## START STORED ROWS

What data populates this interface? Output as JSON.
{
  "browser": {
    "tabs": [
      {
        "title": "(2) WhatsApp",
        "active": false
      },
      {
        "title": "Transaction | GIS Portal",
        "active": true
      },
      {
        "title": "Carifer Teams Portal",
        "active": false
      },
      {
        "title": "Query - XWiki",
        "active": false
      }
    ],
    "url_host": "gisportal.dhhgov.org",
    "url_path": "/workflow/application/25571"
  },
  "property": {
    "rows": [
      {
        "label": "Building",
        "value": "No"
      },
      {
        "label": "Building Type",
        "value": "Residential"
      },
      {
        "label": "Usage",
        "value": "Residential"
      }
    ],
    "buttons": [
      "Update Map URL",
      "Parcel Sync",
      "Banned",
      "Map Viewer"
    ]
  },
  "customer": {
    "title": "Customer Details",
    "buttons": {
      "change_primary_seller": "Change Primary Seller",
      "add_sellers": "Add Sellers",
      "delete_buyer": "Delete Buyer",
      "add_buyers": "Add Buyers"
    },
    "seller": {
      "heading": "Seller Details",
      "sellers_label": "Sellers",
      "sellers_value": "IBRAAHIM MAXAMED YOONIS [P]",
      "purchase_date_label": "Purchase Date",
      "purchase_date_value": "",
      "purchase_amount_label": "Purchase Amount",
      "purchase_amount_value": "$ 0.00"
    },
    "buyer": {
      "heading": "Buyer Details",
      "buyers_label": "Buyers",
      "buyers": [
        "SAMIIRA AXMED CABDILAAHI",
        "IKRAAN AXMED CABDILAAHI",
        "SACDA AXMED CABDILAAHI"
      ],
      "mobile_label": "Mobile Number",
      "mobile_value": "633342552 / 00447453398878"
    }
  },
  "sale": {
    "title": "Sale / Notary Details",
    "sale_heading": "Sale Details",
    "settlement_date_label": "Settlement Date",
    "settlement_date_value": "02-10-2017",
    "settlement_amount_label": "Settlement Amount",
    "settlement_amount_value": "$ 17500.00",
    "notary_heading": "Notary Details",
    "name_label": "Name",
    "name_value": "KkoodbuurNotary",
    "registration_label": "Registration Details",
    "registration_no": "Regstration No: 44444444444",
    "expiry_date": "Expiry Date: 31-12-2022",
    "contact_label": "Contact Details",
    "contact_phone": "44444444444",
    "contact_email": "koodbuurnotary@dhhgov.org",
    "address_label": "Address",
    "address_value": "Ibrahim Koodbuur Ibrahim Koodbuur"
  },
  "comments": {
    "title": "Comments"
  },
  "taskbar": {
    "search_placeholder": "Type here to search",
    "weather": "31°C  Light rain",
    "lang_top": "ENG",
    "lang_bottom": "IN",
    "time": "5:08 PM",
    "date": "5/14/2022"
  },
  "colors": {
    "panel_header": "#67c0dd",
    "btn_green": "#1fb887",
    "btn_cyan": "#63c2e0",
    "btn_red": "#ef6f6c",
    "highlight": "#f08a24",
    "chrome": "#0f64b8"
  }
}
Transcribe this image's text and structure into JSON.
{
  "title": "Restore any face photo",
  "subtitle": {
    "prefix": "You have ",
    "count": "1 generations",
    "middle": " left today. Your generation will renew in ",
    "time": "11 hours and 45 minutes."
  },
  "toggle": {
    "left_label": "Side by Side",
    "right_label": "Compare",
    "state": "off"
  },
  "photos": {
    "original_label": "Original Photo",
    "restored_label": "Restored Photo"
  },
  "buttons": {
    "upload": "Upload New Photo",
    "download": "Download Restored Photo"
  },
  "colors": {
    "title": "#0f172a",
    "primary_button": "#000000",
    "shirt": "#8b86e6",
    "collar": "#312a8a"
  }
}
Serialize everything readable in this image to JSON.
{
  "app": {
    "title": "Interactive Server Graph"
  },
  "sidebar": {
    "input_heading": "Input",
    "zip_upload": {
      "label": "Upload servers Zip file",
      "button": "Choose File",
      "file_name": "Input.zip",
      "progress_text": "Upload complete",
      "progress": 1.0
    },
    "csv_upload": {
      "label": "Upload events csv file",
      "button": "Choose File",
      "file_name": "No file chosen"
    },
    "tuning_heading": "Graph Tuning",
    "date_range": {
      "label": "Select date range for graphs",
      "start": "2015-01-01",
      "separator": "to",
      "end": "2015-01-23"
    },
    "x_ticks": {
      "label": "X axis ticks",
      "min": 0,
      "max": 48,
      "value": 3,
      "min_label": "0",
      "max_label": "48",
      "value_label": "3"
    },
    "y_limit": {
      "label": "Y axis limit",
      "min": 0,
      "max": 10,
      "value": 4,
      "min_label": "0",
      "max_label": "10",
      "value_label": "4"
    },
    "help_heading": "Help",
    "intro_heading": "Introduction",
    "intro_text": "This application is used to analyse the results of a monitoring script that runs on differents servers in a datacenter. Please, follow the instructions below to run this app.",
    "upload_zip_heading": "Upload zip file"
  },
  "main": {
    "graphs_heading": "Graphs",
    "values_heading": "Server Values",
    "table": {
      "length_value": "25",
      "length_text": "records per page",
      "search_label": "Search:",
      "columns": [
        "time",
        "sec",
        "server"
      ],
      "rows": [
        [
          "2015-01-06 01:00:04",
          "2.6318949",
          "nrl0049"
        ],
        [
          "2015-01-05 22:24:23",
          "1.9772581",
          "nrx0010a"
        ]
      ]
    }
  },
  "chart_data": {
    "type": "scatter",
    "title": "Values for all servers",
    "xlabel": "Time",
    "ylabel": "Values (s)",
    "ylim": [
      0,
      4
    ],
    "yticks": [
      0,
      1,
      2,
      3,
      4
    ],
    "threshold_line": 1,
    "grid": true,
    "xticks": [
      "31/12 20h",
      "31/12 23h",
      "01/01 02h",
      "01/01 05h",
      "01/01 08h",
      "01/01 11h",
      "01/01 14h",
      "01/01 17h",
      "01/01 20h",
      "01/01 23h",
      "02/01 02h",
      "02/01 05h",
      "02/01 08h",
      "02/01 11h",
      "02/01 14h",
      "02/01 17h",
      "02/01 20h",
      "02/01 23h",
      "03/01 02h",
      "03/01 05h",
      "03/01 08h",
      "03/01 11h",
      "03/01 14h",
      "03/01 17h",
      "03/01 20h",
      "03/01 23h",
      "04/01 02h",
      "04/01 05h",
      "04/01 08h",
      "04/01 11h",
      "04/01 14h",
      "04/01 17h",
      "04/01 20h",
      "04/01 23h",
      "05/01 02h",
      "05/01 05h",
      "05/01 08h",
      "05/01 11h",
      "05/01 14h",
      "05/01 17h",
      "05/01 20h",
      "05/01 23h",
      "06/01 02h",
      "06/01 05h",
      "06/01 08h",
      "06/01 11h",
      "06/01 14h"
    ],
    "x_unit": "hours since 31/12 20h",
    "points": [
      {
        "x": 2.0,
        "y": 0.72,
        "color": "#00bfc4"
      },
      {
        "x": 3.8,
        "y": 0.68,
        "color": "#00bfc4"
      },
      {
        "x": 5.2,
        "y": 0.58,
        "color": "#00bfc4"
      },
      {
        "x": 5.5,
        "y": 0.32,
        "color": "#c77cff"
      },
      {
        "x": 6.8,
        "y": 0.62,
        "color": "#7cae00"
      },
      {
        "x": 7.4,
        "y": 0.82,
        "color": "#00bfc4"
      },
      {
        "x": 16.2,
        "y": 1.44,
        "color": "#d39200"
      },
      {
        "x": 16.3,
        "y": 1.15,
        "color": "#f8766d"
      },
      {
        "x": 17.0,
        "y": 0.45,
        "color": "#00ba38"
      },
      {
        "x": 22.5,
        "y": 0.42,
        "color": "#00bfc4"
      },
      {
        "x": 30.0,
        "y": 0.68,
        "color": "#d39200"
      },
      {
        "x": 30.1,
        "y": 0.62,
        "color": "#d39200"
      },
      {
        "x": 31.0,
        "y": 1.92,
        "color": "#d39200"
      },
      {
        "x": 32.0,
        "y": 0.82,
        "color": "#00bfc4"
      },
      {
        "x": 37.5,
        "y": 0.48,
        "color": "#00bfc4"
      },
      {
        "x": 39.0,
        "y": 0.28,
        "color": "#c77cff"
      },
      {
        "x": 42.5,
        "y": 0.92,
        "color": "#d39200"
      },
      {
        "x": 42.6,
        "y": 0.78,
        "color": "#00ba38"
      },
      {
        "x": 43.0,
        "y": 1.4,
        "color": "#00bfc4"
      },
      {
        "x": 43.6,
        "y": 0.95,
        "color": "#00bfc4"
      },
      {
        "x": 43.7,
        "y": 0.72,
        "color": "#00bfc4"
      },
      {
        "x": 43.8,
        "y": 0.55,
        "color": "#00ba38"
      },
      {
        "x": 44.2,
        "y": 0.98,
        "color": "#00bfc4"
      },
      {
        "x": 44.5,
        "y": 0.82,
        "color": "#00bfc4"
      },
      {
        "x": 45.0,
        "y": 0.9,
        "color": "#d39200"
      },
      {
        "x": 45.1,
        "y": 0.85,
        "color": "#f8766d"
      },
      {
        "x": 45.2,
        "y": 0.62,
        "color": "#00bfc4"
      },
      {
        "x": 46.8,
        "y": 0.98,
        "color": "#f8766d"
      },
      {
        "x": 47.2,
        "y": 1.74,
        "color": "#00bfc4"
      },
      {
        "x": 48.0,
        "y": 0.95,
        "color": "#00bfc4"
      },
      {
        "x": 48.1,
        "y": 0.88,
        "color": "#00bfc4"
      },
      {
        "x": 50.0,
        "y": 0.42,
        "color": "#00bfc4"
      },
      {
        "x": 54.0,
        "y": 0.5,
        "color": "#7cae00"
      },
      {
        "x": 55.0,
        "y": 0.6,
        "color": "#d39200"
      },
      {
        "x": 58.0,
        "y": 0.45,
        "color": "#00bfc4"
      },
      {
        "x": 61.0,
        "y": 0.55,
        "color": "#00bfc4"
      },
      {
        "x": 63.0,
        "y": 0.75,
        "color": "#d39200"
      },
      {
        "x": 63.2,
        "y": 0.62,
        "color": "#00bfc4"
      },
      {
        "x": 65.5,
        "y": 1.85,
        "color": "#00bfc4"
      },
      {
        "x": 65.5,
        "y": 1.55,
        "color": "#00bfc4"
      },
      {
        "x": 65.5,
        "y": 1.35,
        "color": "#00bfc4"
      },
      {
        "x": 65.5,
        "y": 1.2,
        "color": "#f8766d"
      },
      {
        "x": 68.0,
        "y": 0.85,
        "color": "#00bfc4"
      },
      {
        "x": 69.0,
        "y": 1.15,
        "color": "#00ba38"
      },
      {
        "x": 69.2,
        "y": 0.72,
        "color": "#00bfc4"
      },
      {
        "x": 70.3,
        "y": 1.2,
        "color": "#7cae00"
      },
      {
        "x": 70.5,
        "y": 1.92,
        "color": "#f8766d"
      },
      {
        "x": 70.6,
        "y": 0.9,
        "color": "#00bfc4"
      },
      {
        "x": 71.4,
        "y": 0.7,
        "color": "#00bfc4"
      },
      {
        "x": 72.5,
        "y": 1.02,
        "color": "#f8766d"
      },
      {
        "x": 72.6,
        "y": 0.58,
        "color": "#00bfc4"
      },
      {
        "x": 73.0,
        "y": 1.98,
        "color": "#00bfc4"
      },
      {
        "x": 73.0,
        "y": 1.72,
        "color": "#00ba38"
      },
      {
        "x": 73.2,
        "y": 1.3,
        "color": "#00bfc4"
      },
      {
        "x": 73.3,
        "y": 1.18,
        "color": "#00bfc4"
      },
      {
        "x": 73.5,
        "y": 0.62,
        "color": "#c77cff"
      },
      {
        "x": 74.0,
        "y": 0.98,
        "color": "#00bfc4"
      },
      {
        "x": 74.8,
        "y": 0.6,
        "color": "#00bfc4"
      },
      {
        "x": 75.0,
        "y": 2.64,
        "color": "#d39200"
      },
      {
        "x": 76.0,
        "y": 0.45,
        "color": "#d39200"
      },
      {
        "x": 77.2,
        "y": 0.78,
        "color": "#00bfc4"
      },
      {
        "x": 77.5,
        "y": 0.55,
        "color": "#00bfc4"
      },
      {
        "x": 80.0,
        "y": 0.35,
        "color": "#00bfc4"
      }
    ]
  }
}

## END STORED ROWS

» YOUR OBJECTIVE
Track down the lines that include the word "AXMED" and copy them.

» RESPONSE FOR THIS EXERCISE
        "SAMIIRA AXMED CABDILAAHI",
        "IKRAAN AXMED CABDILAAHI",
        "SACDA AXMED CABDILAAHI"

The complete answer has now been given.